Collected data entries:
• • • • •
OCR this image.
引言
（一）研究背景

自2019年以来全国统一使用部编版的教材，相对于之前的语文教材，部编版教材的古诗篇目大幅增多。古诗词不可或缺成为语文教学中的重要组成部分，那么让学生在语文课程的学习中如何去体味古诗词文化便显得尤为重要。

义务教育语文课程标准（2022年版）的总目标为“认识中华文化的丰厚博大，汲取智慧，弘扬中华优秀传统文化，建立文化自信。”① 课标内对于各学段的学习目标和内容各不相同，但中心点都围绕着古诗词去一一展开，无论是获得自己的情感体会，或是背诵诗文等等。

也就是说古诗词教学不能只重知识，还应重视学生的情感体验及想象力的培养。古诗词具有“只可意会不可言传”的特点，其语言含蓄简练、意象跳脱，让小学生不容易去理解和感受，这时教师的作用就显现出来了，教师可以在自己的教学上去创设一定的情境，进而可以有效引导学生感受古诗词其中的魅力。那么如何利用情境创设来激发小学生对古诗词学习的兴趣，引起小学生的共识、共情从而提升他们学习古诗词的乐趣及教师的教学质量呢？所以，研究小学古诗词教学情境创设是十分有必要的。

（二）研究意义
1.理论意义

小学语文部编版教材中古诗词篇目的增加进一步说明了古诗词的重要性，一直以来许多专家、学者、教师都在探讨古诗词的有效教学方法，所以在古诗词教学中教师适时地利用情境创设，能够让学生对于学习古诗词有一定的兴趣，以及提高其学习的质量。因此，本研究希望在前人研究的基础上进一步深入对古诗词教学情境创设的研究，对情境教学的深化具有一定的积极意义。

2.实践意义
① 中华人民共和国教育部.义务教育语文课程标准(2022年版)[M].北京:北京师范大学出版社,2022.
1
• • • • •
Collect the lines of the records that include the string "义务教育语文课程标准".

义务教育语文课程标准（2022年版）的总目标为“认识中华文化的丰厚博大，汲取智慧，弘扬中华优秀传统文化，建立文化自信。”① 课标内对于各学段的学习目标和内容各不相同，但中心点都围绕着古诗词去一一展开，无论是获得自己的情感体会，或是背诵诗文等等。
① 中华人民共和国教育部.义务教育语文课程标准(2022年版)[M].北京:北京师范大学出版社,2022.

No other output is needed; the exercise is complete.